◆ **OBJECTIVE**: Which lines contain the word "data"? Return each of them as written.

** start MATERIAL SHOWN **

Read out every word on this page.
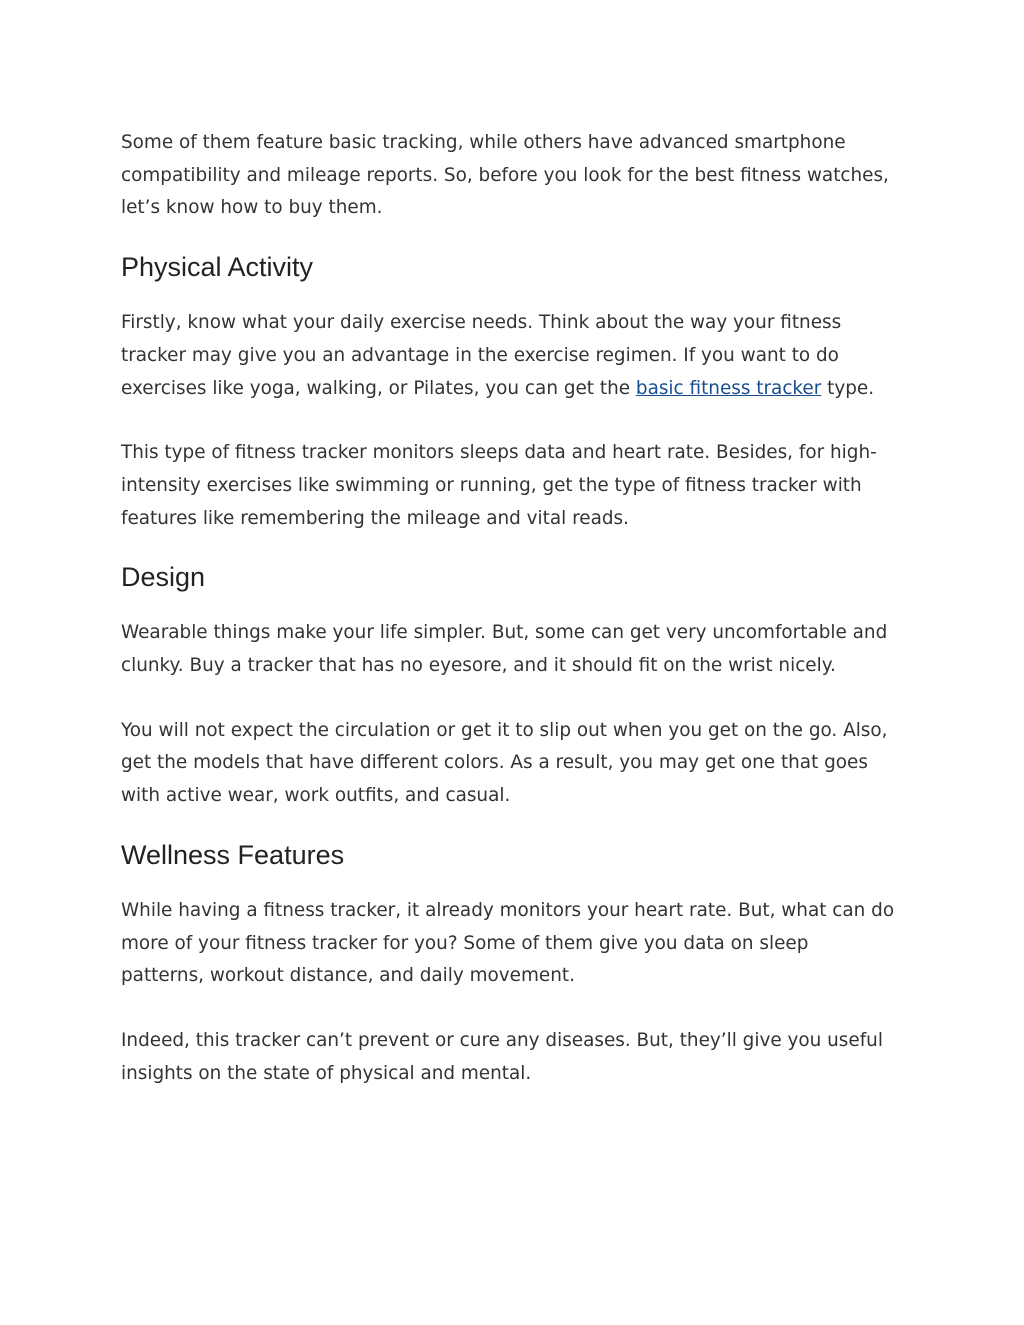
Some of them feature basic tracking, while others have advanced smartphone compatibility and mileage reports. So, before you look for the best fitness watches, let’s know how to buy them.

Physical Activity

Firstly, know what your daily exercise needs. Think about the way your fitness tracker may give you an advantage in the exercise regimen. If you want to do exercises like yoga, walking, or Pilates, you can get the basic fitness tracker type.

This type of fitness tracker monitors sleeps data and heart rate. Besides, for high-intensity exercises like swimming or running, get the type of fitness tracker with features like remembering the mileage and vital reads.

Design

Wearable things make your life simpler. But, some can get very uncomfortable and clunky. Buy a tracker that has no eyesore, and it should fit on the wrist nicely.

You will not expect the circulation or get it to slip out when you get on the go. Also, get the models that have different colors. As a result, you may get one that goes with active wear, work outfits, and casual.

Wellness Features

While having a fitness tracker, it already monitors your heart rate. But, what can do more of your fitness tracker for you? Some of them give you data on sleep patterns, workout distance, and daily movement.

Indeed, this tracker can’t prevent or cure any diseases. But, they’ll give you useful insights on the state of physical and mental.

** end MATERIAL SHOWN **
** start MATERIAL SHOWN **

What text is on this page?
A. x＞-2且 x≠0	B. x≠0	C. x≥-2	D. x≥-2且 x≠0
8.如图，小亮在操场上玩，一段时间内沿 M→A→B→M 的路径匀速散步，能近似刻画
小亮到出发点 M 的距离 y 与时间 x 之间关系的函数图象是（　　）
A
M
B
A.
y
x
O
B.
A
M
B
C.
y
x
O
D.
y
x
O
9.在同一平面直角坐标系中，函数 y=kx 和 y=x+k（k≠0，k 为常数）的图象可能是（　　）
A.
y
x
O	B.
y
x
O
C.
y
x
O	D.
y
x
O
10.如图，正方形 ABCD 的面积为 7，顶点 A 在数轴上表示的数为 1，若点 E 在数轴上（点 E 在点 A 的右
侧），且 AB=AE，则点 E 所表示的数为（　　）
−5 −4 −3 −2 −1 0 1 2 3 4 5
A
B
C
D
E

** end MATERIAL SHOWN **
** start MATERIAL SHOWN **

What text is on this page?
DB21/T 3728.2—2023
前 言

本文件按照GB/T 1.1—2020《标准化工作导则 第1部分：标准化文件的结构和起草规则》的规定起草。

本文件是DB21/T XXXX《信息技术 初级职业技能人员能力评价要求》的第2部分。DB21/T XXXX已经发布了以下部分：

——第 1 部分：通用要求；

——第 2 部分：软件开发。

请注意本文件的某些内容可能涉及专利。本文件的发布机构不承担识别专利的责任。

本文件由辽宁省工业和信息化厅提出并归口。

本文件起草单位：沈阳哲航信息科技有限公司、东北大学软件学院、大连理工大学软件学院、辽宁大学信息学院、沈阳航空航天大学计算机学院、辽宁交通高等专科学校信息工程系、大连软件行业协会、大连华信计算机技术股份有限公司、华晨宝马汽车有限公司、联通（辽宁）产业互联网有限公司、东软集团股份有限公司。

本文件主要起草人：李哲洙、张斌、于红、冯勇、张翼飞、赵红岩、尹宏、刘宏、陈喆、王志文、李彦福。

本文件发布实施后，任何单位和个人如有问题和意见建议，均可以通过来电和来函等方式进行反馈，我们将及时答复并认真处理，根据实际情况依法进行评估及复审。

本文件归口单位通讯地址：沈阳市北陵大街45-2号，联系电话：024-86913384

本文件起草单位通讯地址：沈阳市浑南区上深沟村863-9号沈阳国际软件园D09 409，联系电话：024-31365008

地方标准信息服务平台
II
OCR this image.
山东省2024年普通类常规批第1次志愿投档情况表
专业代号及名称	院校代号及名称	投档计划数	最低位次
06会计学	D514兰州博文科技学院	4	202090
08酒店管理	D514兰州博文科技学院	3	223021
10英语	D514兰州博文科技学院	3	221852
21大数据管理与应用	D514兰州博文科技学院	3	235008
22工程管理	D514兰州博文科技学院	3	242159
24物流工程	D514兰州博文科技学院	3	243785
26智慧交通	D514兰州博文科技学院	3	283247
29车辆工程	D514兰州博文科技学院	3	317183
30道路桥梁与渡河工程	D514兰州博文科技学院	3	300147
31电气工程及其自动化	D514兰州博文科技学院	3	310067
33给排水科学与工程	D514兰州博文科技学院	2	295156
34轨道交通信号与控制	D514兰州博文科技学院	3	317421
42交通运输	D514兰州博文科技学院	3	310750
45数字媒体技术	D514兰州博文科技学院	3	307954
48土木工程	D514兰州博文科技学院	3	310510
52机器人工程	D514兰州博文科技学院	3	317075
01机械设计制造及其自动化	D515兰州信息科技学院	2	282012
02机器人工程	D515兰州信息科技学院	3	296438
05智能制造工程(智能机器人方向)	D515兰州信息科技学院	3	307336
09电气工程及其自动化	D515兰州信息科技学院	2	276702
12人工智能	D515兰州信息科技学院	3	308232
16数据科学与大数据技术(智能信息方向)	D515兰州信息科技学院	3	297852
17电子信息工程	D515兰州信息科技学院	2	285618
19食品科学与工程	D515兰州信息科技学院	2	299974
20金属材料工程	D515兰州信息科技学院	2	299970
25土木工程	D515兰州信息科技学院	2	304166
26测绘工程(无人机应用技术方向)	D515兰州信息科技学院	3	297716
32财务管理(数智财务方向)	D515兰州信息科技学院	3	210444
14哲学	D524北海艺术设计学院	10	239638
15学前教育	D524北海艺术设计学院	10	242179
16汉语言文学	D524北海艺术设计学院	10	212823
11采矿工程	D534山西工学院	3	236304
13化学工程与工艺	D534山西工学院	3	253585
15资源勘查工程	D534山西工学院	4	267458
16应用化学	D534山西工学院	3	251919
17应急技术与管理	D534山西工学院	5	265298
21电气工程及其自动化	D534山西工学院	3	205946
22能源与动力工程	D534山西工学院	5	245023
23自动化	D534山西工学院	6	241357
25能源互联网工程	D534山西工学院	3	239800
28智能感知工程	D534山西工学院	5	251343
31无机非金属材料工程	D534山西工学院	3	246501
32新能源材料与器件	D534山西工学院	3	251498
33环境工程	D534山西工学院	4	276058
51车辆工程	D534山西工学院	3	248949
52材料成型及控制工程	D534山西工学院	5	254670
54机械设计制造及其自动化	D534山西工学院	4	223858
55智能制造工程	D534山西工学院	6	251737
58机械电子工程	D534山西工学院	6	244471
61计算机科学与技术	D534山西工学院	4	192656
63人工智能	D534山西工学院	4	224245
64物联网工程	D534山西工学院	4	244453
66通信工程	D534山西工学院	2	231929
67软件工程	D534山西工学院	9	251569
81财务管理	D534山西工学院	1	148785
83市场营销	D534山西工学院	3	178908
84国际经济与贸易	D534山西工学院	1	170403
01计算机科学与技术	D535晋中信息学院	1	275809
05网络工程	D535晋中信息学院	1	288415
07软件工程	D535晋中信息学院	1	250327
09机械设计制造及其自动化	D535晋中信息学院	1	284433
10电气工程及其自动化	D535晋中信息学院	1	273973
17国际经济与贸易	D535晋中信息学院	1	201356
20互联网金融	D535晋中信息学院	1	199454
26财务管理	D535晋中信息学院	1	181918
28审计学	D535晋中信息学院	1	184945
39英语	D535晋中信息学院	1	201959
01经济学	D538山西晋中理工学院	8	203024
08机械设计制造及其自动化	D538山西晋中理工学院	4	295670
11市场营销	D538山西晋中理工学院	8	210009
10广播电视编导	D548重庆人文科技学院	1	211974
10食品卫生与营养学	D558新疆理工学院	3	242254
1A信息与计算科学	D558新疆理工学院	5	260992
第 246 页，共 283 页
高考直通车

** end MATERIAL SHOWN **

◆ **COMPLETED TASK**:
This type of fitness tracker monitors sleeps data and heart rate. Besides, for high-intensity exercises like swimming or running, get the type of fitness tracker with features like remembering the mileage and vital reads.
While having a fitness tracker, it already monitors your heart rate. But, what can do more of your fitness tracker for you? Some of them give you data on sleep patterns, workout distance, and daily movement.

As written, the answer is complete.